• **YOUR GOAL**
Among the records below, find each line that includes the string "speed" and copy it.

# Start of TASK INPUTS

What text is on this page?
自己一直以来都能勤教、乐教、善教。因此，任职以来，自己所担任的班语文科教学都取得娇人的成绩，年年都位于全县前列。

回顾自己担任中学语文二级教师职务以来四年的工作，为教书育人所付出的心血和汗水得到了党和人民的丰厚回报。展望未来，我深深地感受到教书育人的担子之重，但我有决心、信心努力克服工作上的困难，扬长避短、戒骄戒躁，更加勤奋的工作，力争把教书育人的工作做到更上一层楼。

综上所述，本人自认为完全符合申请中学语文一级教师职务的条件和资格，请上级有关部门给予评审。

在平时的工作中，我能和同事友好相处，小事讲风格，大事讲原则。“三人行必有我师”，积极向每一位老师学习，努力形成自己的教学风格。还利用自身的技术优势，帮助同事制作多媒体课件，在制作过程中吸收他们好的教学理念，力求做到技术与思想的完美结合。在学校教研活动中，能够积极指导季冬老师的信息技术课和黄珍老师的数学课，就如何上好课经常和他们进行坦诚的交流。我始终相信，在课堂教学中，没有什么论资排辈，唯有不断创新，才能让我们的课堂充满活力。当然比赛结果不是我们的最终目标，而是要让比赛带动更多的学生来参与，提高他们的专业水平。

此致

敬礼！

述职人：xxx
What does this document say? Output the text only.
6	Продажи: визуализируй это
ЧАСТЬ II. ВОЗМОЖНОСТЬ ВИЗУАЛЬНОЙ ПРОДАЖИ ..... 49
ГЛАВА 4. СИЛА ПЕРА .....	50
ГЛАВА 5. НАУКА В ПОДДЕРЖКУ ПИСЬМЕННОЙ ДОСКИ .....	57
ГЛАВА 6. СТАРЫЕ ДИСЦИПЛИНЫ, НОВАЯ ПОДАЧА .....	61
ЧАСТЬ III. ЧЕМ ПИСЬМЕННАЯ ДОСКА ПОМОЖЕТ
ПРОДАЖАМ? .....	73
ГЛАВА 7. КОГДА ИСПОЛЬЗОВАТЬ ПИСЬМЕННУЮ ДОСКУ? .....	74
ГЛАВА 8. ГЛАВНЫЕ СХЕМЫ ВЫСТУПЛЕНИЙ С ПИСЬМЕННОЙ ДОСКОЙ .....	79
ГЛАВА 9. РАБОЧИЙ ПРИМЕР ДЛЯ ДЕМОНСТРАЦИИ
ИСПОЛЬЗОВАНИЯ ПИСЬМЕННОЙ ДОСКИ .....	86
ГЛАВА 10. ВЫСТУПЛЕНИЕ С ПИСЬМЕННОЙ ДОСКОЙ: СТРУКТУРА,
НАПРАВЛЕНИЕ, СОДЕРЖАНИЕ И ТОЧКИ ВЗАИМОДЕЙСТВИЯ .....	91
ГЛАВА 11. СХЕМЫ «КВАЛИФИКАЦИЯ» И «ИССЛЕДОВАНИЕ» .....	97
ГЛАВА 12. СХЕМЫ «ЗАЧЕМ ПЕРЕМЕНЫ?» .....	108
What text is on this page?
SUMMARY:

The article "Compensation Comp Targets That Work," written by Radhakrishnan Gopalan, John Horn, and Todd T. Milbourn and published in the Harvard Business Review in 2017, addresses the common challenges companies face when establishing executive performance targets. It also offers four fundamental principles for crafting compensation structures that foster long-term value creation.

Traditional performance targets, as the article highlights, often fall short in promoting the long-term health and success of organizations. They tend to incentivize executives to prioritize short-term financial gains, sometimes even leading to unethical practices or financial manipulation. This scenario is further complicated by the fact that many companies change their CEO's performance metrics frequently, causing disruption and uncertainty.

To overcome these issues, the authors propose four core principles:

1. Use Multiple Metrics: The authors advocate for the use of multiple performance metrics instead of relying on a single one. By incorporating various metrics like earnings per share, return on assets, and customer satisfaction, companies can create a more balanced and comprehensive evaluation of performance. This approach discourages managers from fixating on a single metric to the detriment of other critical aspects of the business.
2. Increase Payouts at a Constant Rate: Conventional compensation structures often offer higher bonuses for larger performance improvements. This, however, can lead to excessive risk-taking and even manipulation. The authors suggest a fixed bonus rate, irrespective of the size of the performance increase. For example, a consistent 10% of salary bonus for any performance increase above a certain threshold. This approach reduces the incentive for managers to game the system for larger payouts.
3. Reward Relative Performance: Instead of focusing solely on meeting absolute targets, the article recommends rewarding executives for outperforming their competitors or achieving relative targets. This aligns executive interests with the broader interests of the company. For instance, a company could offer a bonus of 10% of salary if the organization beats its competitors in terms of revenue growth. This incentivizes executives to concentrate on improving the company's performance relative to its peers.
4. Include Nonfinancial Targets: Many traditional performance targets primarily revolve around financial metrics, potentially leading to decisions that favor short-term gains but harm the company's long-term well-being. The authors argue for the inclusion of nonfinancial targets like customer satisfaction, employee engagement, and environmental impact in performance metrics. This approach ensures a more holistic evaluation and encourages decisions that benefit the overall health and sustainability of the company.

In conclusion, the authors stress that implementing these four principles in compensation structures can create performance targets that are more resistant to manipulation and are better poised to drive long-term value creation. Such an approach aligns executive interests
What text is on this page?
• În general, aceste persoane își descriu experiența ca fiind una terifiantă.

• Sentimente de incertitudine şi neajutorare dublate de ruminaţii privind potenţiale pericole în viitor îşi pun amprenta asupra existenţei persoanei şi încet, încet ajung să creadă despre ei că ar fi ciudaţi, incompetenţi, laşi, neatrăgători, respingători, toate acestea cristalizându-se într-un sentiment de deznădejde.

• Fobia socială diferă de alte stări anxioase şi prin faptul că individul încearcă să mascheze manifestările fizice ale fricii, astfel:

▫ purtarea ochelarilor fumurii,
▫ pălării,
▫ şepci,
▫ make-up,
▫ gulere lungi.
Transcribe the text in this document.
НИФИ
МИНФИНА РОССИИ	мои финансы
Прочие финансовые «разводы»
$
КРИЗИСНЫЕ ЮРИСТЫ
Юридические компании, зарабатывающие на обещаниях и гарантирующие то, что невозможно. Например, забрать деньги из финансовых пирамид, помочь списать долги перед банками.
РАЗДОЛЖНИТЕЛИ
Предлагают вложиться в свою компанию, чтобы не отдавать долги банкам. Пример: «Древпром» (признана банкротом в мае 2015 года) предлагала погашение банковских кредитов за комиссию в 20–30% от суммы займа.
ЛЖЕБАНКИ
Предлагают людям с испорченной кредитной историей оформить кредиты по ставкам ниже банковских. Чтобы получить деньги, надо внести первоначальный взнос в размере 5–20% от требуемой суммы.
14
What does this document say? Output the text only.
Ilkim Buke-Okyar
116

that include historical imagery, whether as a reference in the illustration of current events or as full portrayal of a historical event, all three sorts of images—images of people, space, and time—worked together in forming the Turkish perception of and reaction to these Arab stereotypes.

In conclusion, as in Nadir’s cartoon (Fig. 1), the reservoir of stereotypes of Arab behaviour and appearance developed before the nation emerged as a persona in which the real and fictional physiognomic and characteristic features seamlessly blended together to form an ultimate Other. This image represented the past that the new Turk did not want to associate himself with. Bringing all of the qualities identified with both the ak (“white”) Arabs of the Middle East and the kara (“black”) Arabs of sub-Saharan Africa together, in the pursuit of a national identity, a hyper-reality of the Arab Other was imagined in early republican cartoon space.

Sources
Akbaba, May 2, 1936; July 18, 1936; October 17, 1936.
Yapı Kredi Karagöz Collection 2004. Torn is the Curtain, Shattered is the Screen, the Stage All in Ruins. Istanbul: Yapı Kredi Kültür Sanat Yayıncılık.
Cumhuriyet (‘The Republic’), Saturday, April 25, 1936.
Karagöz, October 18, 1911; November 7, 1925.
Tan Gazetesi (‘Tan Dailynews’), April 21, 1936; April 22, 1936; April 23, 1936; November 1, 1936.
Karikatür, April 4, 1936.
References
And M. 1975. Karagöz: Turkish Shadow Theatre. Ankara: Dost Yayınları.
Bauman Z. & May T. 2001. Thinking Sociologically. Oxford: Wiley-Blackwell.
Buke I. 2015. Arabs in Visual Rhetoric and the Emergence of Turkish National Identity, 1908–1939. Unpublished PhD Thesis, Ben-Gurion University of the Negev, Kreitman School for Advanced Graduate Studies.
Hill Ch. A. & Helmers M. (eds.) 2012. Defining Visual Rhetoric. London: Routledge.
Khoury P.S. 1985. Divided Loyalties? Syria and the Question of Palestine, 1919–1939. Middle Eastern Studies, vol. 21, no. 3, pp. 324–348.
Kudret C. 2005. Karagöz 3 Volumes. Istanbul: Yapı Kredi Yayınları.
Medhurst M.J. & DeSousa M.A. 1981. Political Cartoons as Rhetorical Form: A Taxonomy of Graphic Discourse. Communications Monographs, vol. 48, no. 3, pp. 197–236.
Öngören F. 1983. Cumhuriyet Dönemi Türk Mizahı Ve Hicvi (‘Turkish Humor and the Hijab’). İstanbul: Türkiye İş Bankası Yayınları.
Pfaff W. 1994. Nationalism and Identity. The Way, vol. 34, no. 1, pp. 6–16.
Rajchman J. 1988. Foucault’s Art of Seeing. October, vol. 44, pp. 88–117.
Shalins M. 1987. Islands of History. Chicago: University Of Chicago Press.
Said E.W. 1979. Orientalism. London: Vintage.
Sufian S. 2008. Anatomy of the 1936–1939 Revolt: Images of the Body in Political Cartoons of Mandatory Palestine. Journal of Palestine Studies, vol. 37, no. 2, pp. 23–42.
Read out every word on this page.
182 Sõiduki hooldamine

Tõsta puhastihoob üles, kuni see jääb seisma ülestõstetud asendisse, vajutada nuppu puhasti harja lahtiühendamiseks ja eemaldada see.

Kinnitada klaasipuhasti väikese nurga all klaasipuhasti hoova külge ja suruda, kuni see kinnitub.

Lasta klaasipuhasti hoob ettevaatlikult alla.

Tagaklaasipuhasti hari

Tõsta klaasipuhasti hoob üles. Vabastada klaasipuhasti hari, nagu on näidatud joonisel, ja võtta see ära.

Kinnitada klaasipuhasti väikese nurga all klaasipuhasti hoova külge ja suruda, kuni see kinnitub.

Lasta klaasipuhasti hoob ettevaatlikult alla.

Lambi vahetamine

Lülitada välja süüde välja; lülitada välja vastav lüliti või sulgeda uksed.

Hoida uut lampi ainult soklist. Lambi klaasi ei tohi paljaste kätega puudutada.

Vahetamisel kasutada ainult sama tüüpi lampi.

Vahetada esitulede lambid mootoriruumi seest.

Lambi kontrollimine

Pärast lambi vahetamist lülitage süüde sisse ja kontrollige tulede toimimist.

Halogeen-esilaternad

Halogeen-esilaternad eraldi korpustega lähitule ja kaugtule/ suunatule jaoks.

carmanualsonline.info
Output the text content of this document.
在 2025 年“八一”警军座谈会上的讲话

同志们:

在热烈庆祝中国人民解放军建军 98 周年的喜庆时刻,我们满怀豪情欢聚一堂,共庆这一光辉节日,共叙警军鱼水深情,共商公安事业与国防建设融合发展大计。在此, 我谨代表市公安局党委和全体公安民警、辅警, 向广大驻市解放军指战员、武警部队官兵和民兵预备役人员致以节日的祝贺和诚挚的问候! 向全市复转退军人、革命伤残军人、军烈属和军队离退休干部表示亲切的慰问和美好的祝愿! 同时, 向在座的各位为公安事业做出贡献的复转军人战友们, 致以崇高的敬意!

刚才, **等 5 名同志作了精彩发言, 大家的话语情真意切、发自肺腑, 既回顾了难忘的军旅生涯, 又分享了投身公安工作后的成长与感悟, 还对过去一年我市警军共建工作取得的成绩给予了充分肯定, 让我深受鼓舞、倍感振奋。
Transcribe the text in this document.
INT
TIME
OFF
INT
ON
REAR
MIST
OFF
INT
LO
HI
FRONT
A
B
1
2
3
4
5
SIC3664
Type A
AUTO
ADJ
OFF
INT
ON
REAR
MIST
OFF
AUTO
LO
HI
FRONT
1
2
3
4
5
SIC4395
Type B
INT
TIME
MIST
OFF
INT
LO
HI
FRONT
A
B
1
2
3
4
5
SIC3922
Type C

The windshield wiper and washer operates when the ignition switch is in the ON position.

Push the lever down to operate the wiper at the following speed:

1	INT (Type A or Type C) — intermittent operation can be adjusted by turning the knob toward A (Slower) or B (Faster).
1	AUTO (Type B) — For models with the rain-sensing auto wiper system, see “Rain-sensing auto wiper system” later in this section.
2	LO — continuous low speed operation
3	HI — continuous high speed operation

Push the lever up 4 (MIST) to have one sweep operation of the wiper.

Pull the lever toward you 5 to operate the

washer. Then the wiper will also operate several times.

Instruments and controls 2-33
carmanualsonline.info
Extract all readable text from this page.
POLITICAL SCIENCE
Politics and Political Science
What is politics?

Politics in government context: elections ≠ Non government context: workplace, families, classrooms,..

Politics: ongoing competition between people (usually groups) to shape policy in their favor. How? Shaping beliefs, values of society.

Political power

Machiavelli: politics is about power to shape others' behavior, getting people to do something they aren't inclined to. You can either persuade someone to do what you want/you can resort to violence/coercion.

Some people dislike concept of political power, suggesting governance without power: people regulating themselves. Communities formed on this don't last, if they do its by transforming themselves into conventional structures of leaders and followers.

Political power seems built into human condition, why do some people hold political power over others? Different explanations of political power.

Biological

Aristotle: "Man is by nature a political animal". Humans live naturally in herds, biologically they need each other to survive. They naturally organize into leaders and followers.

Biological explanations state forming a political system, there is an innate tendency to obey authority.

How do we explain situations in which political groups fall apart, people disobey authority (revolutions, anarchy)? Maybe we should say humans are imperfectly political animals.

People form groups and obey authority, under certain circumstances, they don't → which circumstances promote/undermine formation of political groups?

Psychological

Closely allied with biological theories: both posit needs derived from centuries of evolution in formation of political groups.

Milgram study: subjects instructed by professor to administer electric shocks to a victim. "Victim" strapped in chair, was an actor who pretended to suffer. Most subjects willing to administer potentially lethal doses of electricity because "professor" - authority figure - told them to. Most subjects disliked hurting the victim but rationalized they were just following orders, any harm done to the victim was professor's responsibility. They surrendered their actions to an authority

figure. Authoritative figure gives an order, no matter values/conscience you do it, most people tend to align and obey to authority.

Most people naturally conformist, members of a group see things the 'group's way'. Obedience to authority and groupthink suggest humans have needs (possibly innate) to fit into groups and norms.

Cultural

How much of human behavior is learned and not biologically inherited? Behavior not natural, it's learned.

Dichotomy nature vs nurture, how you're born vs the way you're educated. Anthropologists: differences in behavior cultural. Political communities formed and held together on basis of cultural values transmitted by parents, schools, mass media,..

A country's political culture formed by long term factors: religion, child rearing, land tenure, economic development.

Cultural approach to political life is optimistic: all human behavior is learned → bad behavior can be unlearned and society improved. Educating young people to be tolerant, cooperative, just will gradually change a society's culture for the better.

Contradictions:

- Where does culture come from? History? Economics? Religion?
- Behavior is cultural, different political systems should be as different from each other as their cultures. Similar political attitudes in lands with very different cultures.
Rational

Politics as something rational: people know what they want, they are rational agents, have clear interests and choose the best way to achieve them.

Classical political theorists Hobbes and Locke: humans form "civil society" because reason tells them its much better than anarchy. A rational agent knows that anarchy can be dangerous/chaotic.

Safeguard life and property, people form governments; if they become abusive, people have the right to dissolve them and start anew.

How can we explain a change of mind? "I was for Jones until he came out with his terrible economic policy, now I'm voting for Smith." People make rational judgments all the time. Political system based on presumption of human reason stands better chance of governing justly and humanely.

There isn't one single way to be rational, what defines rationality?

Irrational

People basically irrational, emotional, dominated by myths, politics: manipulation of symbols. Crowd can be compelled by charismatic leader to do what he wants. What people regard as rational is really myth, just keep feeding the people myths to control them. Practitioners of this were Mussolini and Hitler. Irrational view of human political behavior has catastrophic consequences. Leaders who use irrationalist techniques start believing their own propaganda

# End of TASK INPUTS

• **WORKED ANSWER**
Push the lever down to operate the wiper at the following speed:
2	LO — continuous low speed operation
3	HI — continuous high speed operation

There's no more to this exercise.